=== EXCERPT ===

In August 2025, while Bitcoin, the crypto king, clawed its way to a record $124,000 before slipping to $108,000, Ethereum ignited the markets with a 35% surge, soaring to $4,955 and currently holding strong at $4,350. As Bitcoin’s steady reign falters under profit-taking, Ethereum’s vibrant ecosystem of DeFi and smart contracts is stealing the spotlight, while other altcoins are painting the crypto landscape green, with the altcoin season index sitting comfortably around 50/100 — clear signs that capital is rotating away from Bitcoin for the first time in over a year.

But Mark Wong, Head of Trading at Independent Reserve, sees something different happening on his exchange's trading desk. While market dominance metrics suggest Bitcoin is losing its grip, Wong argues the opposite: institutional behavior is revealing Bitcoin's true strength precisely when the headlines suggest weakness.

A Tale of Two Markets

"We've certainly seen increased trading activity on our platform, particularly via OTC, with volumes measured in USD terms significantly higher as many assets have appreciated this year," Wong explained.

But beneath the surface activity, he's observing two distinct trading behaviors that tell a more nuanced story about crypto's evolution.

=== DATASET CONTENT ===

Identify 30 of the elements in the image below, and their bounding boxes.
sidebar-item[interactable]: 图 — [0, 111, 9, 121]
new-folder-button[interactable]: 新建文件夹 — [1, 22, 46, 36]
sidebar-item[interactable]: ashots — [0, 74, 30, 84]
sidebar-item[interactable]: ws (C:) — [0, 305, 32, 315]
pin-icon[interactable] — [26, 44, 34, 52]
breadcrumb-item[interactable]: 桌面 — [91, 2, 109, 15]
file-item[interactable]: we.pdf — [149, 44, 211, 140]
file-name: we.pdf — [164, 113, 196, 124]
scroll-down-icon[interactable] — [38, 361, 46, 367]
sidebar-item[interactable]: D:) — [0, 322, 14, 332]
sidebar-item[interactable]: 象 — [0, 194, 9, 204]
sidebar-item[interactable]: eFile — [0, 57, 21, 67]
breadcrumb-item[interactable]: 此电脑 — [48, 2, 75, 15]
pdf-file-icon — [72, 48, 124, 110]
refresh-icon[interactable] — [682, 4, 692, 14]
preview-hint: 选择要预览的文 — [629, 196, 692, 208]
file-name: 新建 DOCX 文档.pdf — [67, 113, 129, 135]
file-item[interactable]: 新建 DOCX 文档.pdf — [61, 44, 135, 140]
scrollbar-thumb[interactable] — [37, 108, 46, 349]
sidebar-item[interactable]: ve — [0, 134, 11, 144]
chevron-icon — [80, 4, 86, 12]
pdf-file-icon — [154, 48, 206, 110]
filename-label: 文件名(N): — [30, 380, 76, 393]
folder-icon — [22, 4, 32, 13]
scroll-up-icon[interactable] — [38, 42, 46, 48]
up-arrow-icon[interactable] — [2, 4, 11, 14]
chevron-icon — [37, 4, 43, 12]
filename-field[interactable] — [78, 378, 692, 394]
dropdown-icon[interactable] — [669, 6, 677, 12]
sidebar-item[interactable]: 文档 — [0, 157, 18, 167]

===

WORK INSTRUCTIONS | Extend the article on Bitcoin and Ethereum trading from where it stops.

EXERCISE RESPONSE |
"On one hand, institutions and larger investors are continuing to accumulate Bitcoin, signaling confidence in its enduring role as the asset with the strongest track record in the space. On the other hand, some early investors are taking the opportunity to lock in profits after a substantial run-up," Wong told Blockhead.

This bifurcation – institutions accumulating while early adopters take profits – represents a fundamental shift in Bitcoin's market structure. Wong points to the stabilizing effect of institutional participation, which creates "what could be seen as a price floor that helps dampen volatility."

The evidence backs up Wong's observations. Independent Reserve's latest Cryptocurrency Index (IRCI) for Singapore highlights that 86% of Singaporeans view Bitcoin as money, a store of value, or an investment asset. More tellingly, 59% of investors prefer Bitcoin over other cryptocurrencies, and 68% of local crypto investors actively hold Bitcoin in their portfolios.

The Coca-Cola Theory of Crypto

When asked for his views about the current altcoin surge, with the altcoin season index climbing toward levels that historically signal major rotations away from Bitcoin, Wong offered a confident perspective.

"There's definitely a growing narrative around altcoins, particularly with some being positioned as part of Treasury acquisitions," he acknowledged. "But it's important to remember that Bitcoin has unique characteristics that set it apart – true decentralization, a fixed supply, and over a decade of legacy as the most trusted digital asset."

"Bitcoin is like Coca-Cola – the original that defined the category. Plenty of other soft drinks have come and gone, some flashier or sweeter for a moment, but Coke remains the reference point. In the same way, Bitcoin leads every cycle, and altcoins just follow the path it sets."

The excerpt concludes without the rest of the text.